Exercise set:
1 > According to the GTO forum thread, what HP kits does Modern Day Muscle Cars offer for the 2004?
2 > Summarize the GTO forum thread in two sentences.

Source excerpt:

○ ○ ○ ○

The electric cut-out sounds like a good idea. I had a QTP electric cut-out on my 02 Camaro with a SS hood. 

I am new to the forum but not new to F-Bods and want to mod my 04 GTO.

Saying to sell the 04 and buy an 05 was joking right? That is silly of course.  I can't drive a totally stock car hehe never have been able too.

I'm sure there is a way to get some more power out of this car without going FI or N20 and I was looking at exhaust and air intakes first as I always do.

I haven't looked real closely into this yet but their has to be some restrictions in the intake and exhaus somewhere?

Also are there any ECU mod's out yet or does this ecu learn pretty well when you adjust the A/F? I had the Hypertech on my prior F-Bods and loved it but I guess it isn't made for this car.

I had an 01 Pontiac Firehawk that loved modifications though and it had lots of SLP stuff on it straight from the factory.

What did they change from the 04 to the 05 to get that extra power does anyone know? Anyways that is where I will start by reading the exhaust thread links posted (thanks) and lurking here and reading. 

Wanted to make my first post and say hi to everyone though.

Max from California.


----------



## 05GTO (Oct 6, 2004)

MaxHax said:


> What did they change from the 04 to the 05 to get that extra power does anyone know? Anyways that is where I will start by reading the exhaust thread links posted (thanks) and lurking here and reading.
> 
> Wanted to make my first post and say hi to everyone though.
> 
> Max from California.


Hello and welcome,

The 05 GTO offers a 400 hp 6.0 liter.

_*Modern Day Muscle Cars*_ offer a package to increase the HP on the 04 5.7. They have 410HP, 510HP and 585HP kits available for the 2004.


----------



## TexasRealtor (Oct 4, 2004)

MaxHax said:


> .
> 
> What did they change from the 04 to the 05 to get that extra power does anyone know? QUOTE]
> 
> The 2004 has a 5.7 LS1. The 2005 will have the new 6.0 LS2 (same as the vette).


----------



## GTO-TO-GO (Oct 15, 2004)

Any Corvette engine or ECU upgrades should work for the GTO.


----------



## MaxHax (Oct 16, 2004)

This is all great info. Thanks for the HP increase link too I will read it.

I had mid length MAC headers on my FireHawk with an LS6 manifold (standard) and a manual cut-out that cost a whopping 50 bucks. The exhaust was 3 inches but by passed when the cut-out was open because I was running a 150 shot. It was a NOS 5177 kit with an MTI clear lid and it went to a descreened MAF with Thunder Racing ported MAF Ends. I also had a Hyperteh 160 thermostat and a Hypertech Power Programmer.

I bracket race thus the A4 choice plus I commute for a living at times in heavy Bay Area traffic. The 6.0 liter is a great thing but I hate the looking back and I should of waited routine.

○ ○ ○ ○

Records provided:
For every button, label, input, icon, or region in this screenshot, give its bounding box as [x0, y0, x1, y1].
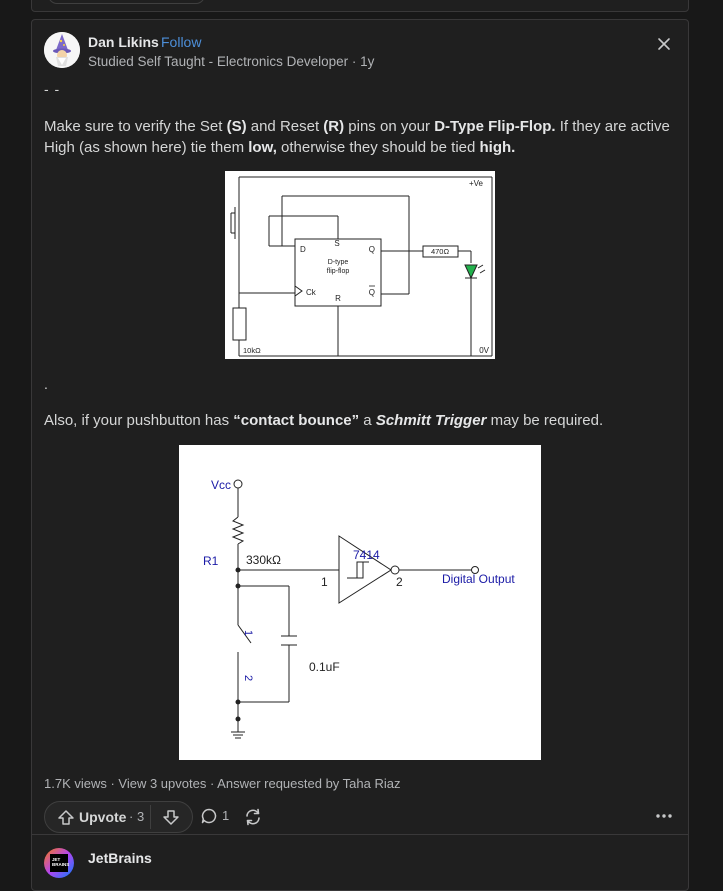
comment-count: 1: [222, 808, 230, 823]
answer-paragraph-2: Also, if your pushbutton has “contact bo…: [44, 412, 604, 429]
fig2-r1-label: R1: [203, 554, 219, 568]
fig2-switch-pin1: 1: [242, 630, 254, 636]
fig1-ck-label: Ck: [306, 288, 317, 297]
fig1-r-label: R: [335, 294, 341, 303]
previous-card-button[interactable]: [48, 0, 205, 4]
fig1-flipflop-label: flip-flop: [327, 268, 350, 275]
fig1-10k-label: 10kΩ: [243, 346, 261, 355]
fig1-d-label: D: [300, 245, 306, 254]
next-item-name[interactable]: JetBrains: [88, 850, 152, 866]
downvote-arrow-icon: [163, 810, 179, 825]
upvote-arrow-icon: [58, 810, 74, 825]
fig2-ic-label: 7414: [353, 548, 380, 562]
fig1-dtype-label: D-type: [328, 259, 349, 266]
fig1-q-label: Q: [369, 245, 375, 254]
author-credential[interactable]: Studied Self Taught - Electronics Develo…: [88, 54, 374, 69]
fig1-s-label: S: [334, 239, 339, 248]
schmitt-trigger-schematic[interactable]: Vcc R1 330kΩ 7414 1 2 Digital Output 0.1…: [179, 445, 541, 760]
follow-button[interactable]: Follow: [161, 34, 201, 50]
fig2-pin1-label: 1: [321, 575, 328, 589]
answer-paragraph-1: Make sure to verify the Set (S) and Rese…: [44, 118, 670, 156]
fig1-0v-label: 0V: [479, 346, 489, 355]
answer-card: Dan Likins · Follow Studied Self Taught …: [31, 19, 689, 891]
fig2-switch-pin2: 2: [242, 675, 254, 681]
jetbrains-logo-icon: JET BRAINS: [44, 848, 74, 878]
wizard-avatar-icon: [44, 32, 80, 68]
fig1-qbar-label: Q: [369, 288, 375, 297]
d-flip-flop-schematic[interactable]: +Ve D S Q D-type flip-flop Ck R Q 470Ω 1…: [225, 171, 495, 359]
share-icon: [246, 808, 260, 826]
fig2-r1-value: 330kΩ: [246, 553, 281, 567]
close-button[interactable]: [652, 32, 676, 56]
schmitt-trigger-schematic-drawing: Vcc R1 330kΩ 7414 1 2 Digital Output 0.1…: [203, 478, 515, 739]
comment-button[interactable]: 1: [200, 804, 236, 830]
answer-stats[interactable]: 1.7K views · View 3 upvotes · Answer req…: [44, 776, 400, 791]
fig2-pin2-label: 2: [396, 575, 403, 589]
fig1-vplus-label: +Ve: [469, 179, 484, 188]
vote-group: Upvote · 3: [44, 801, 193, 833]
upvote-button[interactable]: Upvote · 3: [45, 802, 149, 832]
next-item-divider: [32, 834, 688, 835]
downvote-button[interactable]: [151, 802, 192, 832]
close-icon: [658, 38, 670, 50]
share-button[interactable]: [243, 804, 267, 830]
more-options-button[interactable]: [652, 804, 676, 828]
author-separator: ·: [151, 34, 156, 50]
d-flip-flop-schematic-drawing: +Ve D S Q D-type flip-flop Ck R Q 470Ω 1…: [230, 176, 493, 357]
fig2-output-label: Digital Output: [442, 572, 515, 586]
answer-dot: .: [44, 376, 48, 392]
fig2-vcc-label: Vcc: [211, 478, 231, 492]
more-dots-icon: [656, 814, 672, 818]
comment-bubble-icon: [201, 808, 217, 824]
fig2-cap-label: 0.1uF: [309, 660, 340, 674]
author-avatar[interactable]: [44, 32, 80, 68]
jetbrains-logo[interactable]: JET BRAINS: [44, 848, 74, 878]
author-name[interactable]: Dan Likins: [88, 34, 159, 50]
answer-separator-dashes: - -: [44, 81, 61, 97]
jetbrains-logo-text-2: BRAINS: [52, 862, 69, 867]
upvote-label: Upvote: [79, 809, 127, 825]
upvote-count: · 3: [129, 809, 145, 824]
fig1-470-label: 470Ω: [431, 247, 450, 256]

○ ○ ○ ○

Completed exercise:
1 > 410HP, 510HP and 585HP kits.

2 > A new forum member, Max from California, wants to modify an 04 GTO and asks about exhaust, intake and ECU mods and what changed to give the 05 more power. Replies say that the 2004 has a 5.7 LS1 while the 2005 gets a 400 hp 6.0 LS2, that Modern Day Muscle Cars sells 410HP, 510HP and 585HP kits for the 2004, and that any Corvette engine or ECU upgrades should work for the GTO.